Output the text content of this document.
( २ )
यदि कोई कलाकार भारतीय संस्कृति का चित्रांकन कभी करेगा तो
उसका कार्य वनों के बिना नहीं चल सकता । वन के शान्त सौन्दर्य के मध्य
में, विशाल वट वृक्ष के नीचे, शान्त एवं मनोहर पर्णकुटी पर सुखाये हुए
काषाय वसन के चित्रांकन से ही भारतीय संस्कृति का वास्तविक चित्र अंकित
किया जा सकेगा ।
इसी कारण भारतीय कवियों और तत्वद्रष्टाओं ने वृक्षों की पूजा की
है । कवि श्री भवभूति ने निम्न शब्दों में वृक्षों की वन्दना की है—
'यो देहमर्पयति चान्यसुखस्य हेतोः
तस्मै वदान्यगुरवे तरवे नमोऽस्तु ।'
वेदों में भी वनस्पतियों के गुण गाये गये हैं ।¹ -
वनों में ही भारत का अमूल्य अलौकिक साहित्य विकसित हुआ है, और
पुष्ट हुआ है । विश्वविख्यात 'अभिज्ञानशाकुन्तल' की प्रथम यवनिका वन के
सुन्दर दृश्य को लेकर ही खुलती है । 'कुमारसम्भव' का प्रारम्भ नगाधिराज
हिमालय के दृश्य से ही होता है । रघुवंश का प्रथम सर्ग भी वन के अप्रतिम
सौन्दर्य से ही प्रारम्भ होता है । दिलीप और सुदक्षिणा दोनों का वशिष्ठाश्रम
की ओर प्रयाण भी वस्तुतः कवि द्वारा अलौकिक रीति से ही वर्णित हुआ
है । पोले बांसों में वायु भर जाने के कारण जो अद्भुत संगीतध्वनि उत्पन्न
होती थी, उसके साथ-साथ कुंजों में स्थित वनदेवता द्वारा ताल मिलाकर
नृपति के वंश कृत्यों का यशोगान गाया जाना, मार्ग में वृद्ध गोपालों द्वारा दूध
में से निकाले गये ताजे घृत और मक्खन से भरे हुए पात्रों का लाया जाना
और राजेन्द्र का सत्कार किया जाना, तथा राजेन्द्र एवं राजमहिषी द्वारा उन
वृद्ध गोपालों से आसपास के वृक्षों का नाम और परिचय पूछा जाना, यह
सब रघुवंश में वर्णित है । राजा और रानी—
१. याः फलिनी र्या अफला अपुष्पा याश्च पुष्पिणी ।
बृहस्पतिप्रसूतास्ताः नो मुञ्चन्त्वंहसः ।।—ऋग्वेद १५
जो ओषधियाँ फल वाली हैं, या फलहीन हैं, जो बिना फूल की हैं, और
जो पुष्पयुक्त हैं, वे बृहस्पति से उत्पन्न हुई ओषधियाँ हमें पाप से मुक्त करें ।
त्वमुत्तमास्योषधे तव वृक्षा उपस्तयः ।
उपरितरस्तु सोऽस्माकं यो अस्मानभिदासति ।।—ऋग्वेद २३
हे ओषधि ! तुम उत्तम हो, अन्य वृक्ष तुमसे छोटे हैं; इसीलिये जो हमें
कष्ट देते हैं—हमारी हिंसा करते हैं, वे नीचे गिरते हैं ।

+-------+

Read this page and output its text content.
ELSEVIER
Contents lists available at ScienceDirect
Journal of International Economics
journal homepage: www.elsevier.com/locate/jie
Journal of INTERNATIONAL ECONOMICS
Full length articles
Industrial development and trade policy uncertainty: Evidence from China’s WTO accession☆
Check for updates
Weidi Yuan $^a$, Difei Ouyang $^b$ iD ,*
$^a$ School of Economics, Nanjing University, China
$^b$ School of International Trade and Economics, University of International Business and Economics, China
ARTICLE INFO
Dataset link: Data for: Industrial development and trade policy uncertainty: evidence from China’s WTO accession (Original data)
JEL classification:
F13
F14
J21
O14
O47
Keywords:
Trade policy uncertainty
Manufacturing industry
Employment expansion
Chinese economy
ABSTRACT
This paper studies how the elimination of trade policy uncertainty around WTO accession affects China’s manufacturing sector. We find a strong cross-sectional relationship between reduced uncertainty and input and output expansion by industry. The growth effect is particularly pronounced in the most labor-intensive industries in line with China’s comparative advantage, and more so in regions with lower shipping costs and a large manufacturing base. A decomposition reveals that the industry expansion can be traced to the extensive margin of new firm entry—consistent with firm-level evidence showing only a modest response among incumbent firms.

+-------+

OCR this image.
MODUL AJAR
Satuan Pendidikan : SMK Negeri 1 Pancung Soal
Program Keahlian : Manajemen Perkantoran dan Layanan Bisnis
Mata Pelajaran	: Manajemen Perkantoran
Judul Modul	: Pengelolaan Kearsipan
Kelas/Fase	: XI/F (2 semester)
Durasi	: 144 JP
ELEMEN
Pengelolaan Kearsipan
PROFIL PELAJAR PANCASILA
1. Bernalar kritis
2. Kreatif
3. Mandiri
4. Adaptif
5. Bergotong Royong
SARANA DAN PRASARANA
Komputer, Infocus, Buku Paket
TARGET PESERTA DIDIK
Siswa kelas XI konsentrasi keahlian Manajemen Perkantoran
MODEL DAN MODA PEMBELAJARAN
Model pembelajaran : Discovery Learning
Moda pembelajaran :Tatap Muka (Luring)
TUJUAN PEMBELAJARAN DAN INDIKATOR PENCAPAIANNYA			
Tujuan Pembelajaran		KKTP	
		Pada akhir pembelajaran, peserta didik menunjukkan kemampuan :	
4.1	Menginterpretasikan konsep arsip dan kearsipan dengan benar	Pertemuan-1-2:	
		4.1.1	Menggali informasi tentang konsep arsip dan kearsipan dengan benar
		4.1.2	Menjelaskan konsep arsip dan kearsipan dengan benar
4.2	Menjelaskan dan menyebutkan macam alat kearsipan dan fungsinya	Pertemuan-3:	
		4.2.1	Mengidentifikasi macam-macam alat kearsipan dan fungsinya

+-------+

• [Stated task]: Select every line in the material above where the string "Perkantoran" occurs, and copy it.

• [Finished task]:
Program Keahlian : Manajemen Perkantoran dan Layanan Bisnis
Mata Pelajaran	: Manajemen Perkantoran
Siswa kelas XI konsentrasi keahlian Manajemen Perkantoran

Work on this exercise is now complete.